— Instrucción escrita 1 —
Busca en el listado cada línea que contenga la cadena "望闻问切" y cópiala. Distingue entre mayúsculas y minúsculas.

— Artículo —
>>>>

Si Daenerys se hace llamar a sí misma “Daenerys de la tormenta, de la casa Targaryen, Khaleesi de los Dothraki, Reina de los Ándalos, Rhoynar y los primeros hombres. Señora de los siete reinos y protectora del reino. La madre de dragones, la que no arde, rompedora de cadenas, y liberadora de esclavos”, muchos pastores en el presente –especialmente los amantes de la prosperidad- se cuelgan títulos de grandeza por el estilo: “Ministro, Profeta, superapóstol de las naciones y guerrero espiritual. Maestro y doctor en Divinidades. Mentor, Sanador y Hacedor de Milagros. Pastor doblemente Ungido de Jehová y fundador de la Casa del Reino Celestial”. Ni al escritor George R. R. Martin se le habría ocurrido nada semejante.
Se llenan de falsa humildad, la cual no es descubierta por muchos hasta que es demasiado tarde, cuando ya el trono les pertenece y no hay elección. Aunque las pistas y las migas de pan estaban ahí para el buen observador, engañan a la mayoría, aunque tarde o temprano se destapa la mentira. Se han forjado sus propios tronos, como si fueran alguno de los veinticuatro ancianos descritos en Apocalipsis 4:4 y que estaban sentados en los mismos con coronas de oro en sus cabezas.

<<<<

— Instrucción escrita 2 —
Enumera todos los pueblos que, según el artículo, Daenerys incluye en sus títulos como pueblos de los que es khaleesi o reina.

— Registros extraídos —
>>>>

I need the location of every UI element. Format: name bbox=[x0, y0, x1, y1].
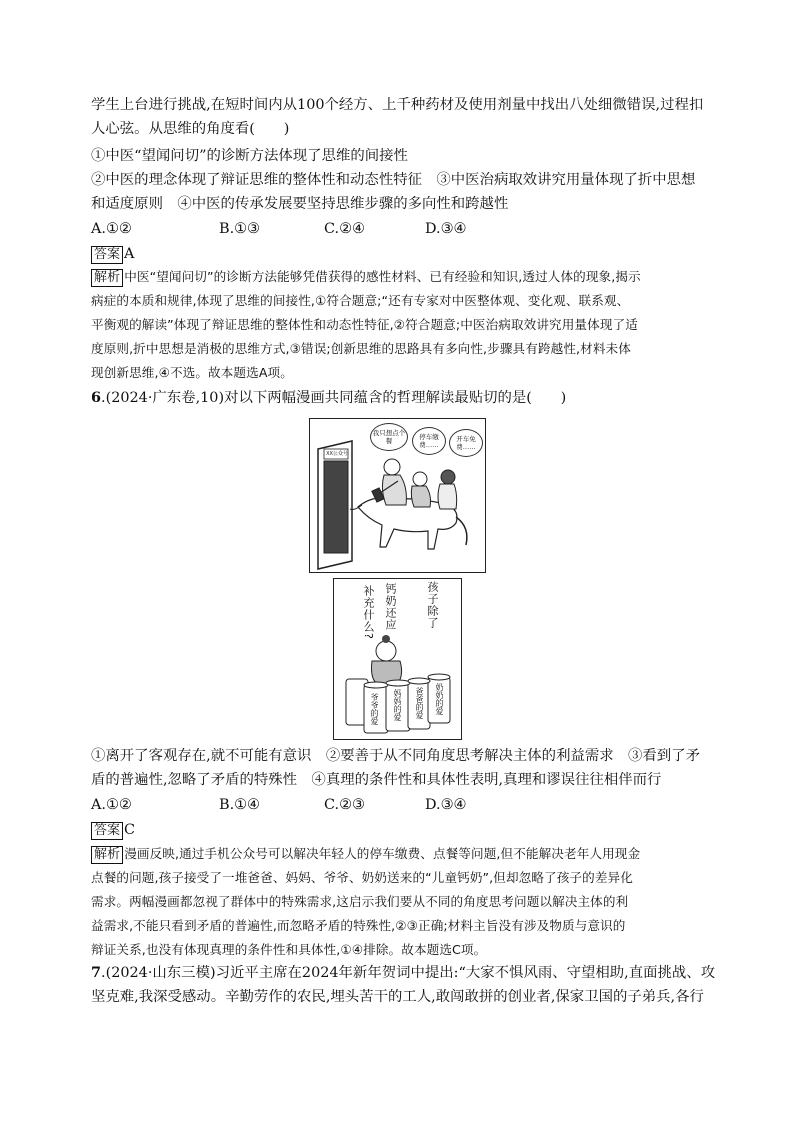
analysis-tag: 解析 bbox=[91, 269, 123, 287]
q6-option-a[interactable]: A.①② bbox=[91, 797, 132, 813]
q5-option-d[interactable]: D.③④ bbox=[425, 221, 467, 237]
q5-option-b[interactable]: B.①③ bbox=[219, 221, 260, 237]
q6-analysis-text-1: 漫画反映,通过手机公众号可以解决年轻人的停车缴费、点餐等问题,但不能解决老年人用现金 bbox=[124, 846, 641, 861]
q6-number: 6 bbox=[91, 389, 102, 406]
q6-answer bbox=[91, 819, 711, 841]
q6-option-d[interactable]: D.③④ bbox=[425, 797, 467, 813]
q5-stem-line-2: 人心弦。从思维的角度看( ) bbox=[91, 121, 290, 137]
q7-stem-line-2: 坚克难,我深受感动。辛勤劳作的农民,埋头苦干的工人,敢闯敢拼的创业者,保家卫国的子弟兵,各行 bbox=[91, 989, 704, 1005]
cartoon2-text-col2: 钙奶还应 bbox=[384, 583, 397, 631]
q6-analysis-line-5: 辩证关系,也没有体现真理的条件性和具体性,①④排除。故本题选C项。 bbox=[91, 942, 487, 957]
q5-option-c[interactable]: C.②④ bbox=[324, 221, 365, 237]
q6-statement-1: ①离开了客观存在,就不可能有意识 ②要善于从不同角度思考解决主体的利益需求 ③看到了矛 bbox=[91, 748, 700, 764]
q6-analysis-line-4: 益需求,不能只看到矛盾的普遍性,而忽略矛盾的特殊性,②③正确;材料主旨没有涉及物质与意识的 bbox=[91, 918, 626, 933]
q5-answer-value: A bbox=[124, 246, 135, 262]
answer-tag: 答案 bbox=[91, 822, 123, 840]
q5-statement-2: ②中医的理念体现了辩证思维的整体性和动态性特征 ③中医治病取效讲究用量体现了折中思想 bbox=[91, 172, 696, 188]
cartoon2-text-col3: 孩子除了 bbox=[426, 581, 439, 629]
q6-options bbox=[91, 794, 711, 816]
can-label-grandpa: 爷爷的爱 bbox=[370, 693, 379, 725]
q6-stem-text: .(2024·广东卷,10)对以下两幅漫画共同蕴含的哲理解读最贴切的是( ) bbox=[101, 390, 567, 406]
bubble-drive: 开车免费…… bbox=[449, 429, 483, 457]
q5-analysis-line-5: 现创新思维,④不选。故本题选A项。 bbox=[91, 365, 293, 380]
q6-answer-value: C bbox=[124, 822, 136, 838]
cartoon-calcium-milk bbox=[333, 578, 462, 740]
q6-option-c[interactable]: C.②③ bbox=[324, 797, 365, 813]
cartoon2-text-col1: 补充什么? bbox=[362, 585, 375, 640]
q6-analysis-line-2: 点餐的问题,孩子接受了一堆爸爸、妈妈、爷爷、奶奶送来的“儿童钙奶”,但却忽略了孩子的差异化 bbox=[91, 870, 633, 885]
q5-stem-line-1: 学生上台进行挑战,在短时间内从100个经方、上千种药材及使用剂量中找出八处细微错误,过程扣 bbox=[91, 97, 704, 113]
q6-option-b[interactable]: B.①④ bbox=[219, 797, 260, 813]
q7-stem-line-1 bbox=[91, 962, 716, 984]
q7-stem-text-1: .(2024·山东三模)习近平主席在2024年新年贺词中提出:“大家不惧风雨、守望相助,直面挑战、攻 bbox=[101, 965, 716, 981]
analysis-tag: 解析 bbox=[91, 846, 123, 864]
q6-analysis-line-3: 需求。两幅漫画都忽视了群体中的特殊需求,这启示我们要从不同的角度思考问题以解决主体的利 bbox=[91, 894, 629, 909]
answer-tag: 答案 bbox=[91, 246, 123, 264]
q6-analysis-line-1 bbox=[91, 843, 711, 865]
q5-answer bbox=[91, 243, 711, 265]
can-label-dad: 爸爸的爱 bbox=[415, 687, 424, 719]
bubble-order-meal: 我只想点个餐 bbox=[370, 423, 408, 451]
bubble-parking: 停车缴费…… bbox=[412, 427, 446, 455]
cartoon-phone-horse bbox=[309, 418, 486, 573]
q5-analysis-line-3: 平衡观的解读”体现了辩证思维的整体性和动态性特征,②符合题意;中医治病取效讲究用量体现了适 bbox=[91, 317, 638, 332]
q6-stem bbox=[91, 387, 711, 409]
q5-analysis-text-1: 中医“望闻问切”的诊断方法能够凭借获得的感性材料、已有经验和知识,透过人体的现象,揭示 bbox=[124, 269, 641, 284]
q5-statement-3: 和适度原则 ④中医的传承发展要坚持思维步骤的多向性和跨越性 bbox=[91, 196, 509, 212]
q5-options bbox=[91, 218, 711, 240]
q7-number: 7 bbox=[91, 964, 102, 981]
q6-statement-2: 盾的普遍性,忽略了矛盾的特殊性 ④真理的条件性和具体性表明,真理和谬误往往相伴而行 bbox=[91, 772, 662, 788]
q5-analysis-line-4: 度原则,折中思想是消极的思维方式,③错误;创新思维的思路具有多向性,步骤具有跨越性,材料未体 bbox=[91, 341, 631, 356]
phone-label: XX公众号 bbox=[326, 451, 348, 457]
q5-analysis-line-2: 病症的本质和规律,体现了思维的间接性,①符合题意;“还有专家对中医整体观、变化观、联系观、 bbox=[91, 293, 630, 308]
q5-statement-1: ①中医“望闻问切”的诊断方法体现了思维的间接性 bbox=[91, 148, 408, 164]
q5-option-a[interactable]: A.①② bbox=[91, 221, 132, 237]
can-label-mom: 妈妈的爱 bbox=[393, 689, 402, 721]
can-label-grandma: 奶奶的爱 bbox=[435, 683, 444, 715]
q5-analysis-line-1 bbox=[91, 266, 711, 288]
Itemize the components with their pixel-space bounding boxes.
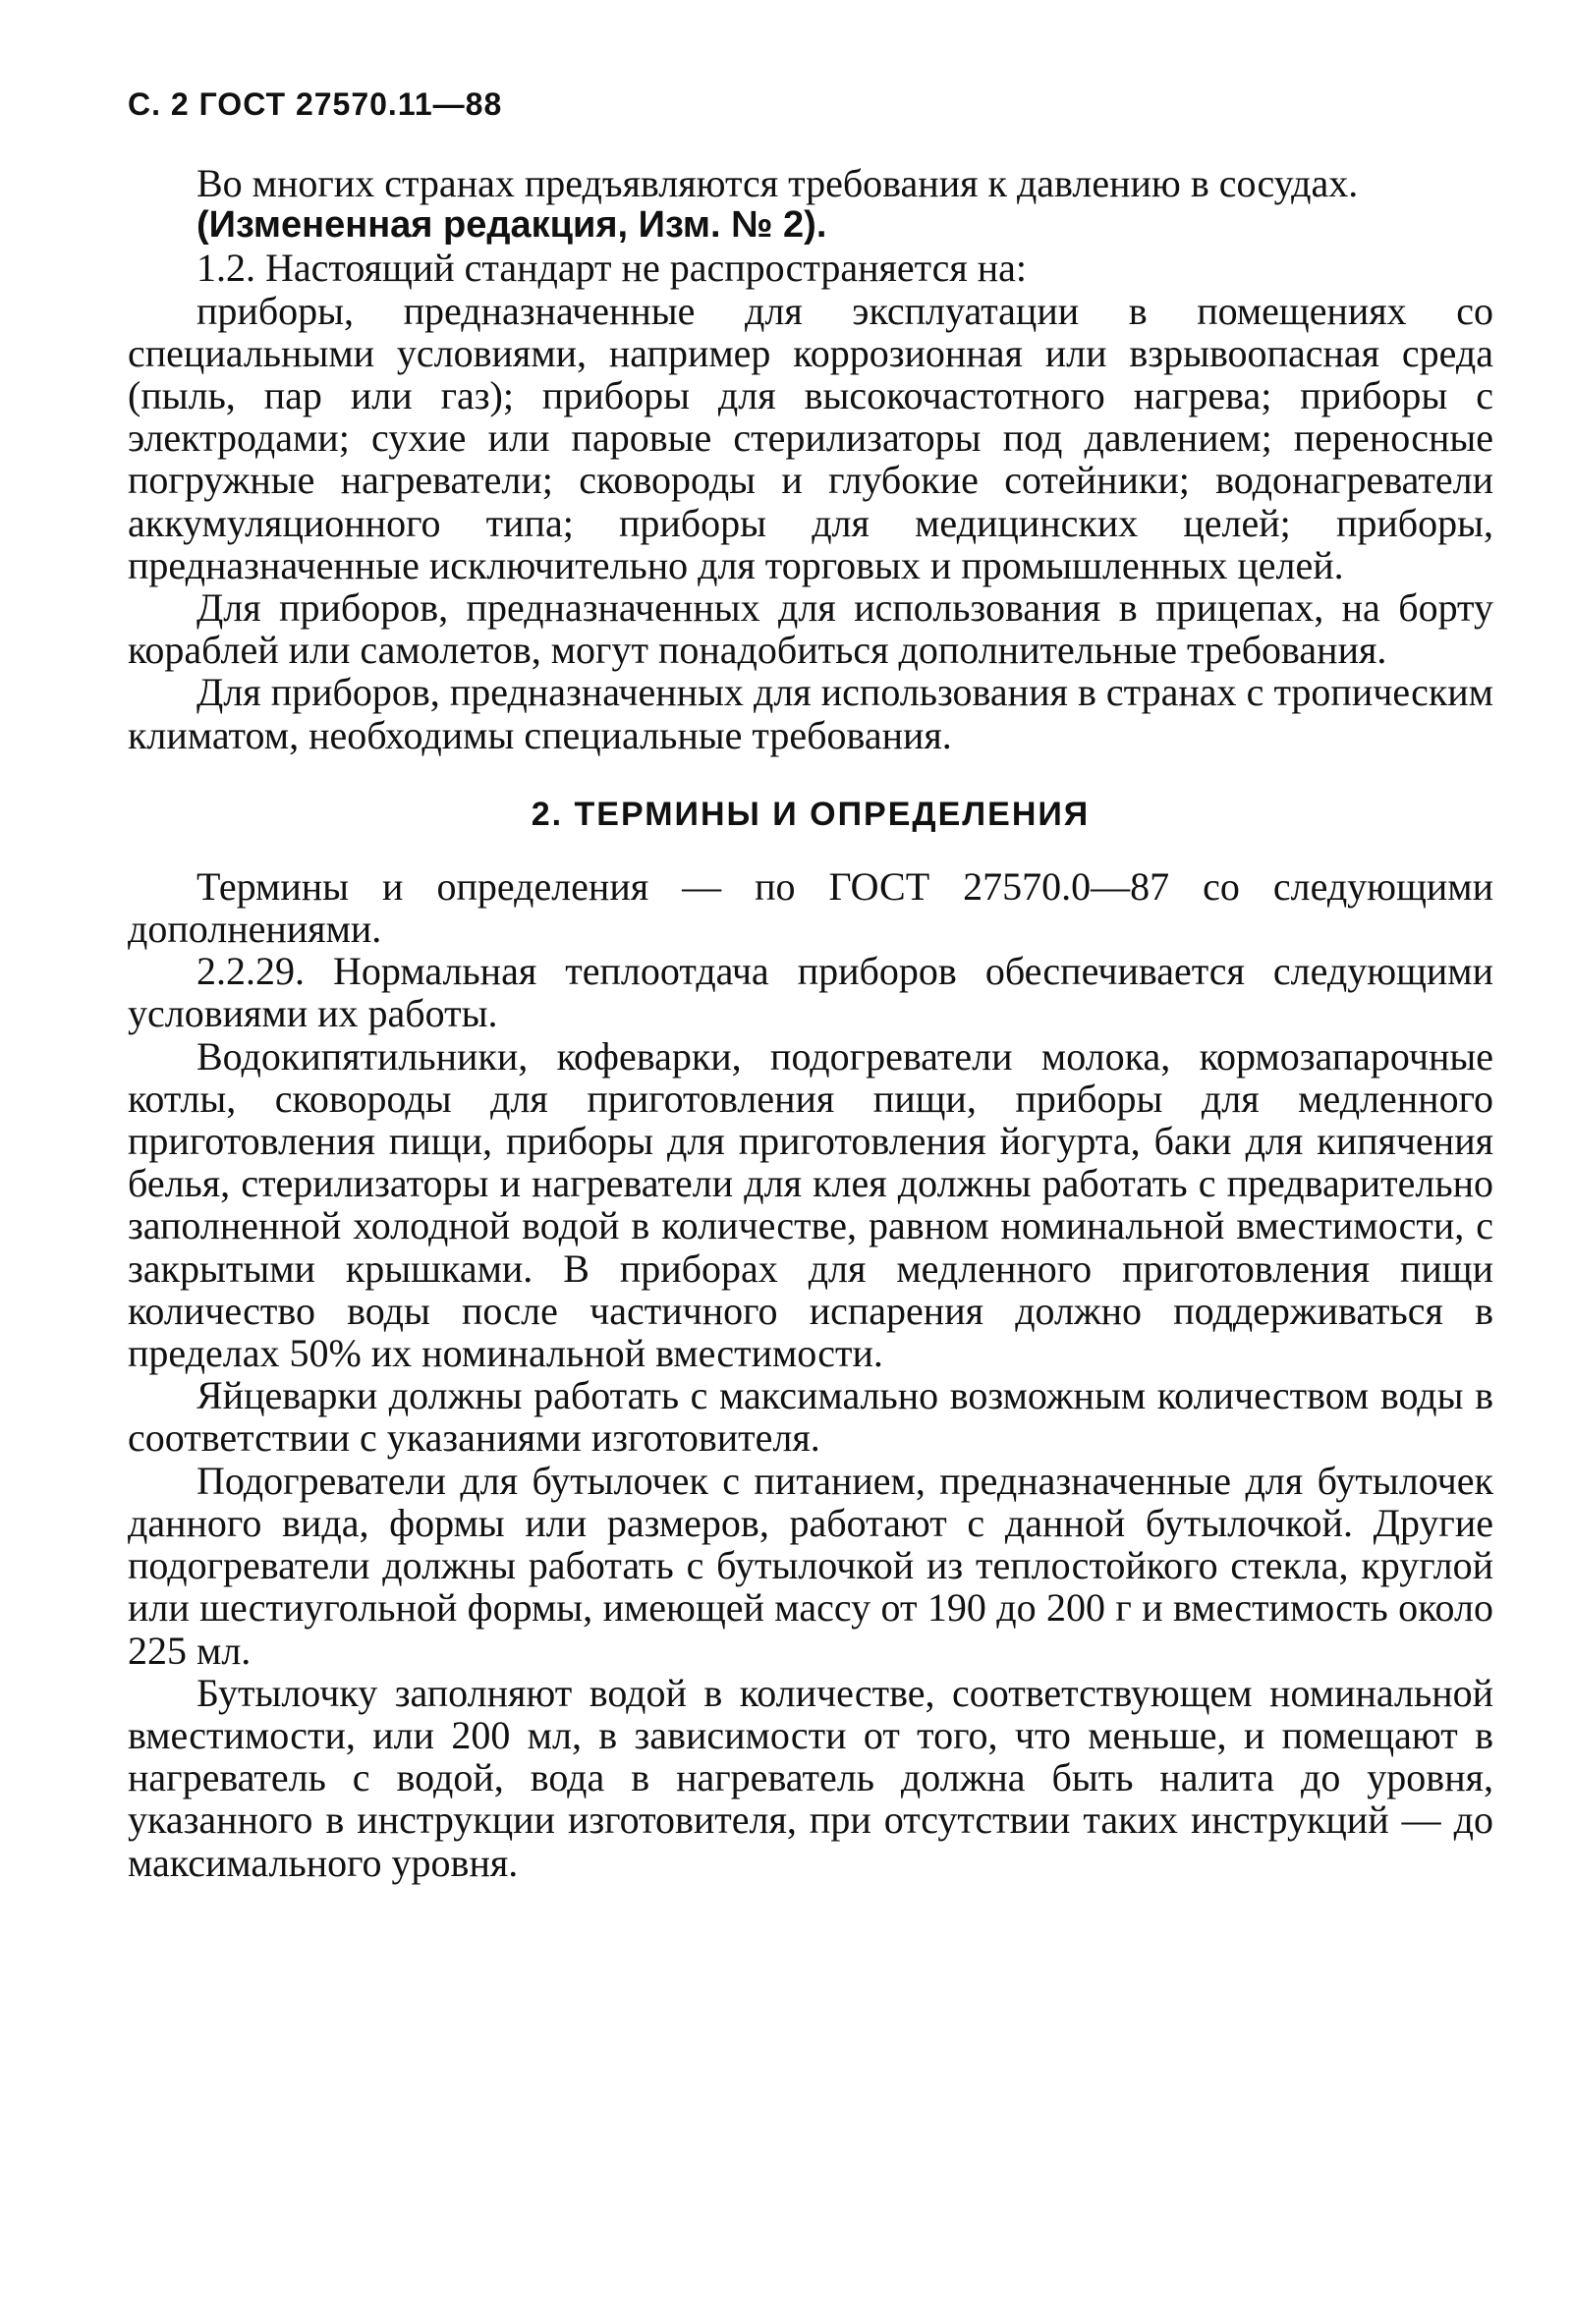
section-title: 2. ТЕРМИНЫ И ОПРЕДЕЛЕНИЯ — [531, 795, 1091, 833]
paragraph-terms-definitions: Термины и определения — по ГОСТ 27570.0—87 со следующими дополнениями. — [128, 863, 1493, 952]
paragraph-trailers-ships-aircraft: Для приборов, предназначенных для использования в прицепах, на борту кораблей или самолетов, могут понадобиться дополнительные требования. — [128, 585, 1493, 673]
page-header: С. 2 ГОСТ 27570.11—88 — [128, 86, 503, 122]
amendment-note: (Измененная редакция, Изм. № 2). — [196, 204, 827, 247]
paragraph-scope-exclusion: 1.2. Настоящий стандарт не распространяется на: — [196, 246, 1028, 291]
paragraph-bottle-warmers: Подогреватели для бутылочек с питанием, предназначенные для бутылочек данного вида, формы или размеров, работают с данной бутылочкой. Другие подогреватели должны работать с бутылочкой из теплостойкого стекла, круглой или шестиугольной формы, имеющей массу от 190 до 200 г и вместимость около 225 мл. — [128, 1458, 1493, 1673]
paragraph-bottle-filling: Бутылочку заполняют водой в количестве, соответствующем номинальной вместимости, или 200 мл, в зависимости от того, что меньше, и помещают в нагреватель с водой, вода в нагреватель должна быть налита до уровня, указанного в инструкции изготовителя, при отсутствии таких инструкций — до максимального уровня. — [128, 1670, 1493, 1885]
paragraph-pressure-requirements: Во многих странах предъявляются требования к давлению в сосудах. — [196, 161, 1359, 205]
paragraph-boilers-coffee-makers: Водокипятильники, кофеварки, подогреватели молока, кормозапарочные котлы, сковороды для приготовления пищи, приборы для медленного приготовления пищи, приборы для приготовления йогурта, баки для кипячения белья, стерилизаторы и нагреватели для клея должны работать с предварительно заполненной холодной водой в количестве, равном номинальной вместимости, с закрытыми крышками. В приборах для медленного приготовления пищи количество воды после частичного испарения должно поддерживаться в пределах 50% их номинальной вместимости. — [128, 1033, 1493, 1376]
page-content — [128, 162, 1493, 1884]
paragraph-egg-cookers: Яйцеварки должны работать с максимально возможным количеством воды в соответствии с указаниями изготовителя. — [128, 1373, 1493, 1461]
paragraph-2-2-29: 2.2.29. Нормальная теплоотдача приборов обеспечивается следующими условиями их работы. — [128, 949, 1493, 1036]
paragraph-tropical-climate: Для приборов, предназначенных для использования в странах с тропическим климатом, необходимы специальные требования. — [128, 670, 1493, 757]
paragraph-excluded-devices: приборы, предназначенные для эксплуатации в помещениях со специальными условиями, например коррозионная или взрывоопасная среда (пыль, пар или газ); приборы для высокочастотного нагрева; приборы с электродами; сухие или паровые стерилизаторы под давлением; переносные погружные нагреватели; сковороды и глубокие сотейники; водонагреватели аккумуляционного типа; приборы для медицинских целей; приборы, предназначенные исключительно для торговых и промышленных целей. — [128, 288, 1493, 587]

<<<<

— Respuesta correcta 1 —
q5-analysis-text-1: 中医“望闻问切”的诊断方法能够凭借获得的感性材料、已有经验和知识,透过人体的现象,揭示 bbox=[124, 269, 641, 284]
q5-statement-1: ①中医“望闻问切”的诊断方法体现了思维的间接性 bbox=[91, 148, 408, 164]

— Respuesta correcta 2 —
los Dothraki, los Ándalos, los Rhoynar y los primeros hombres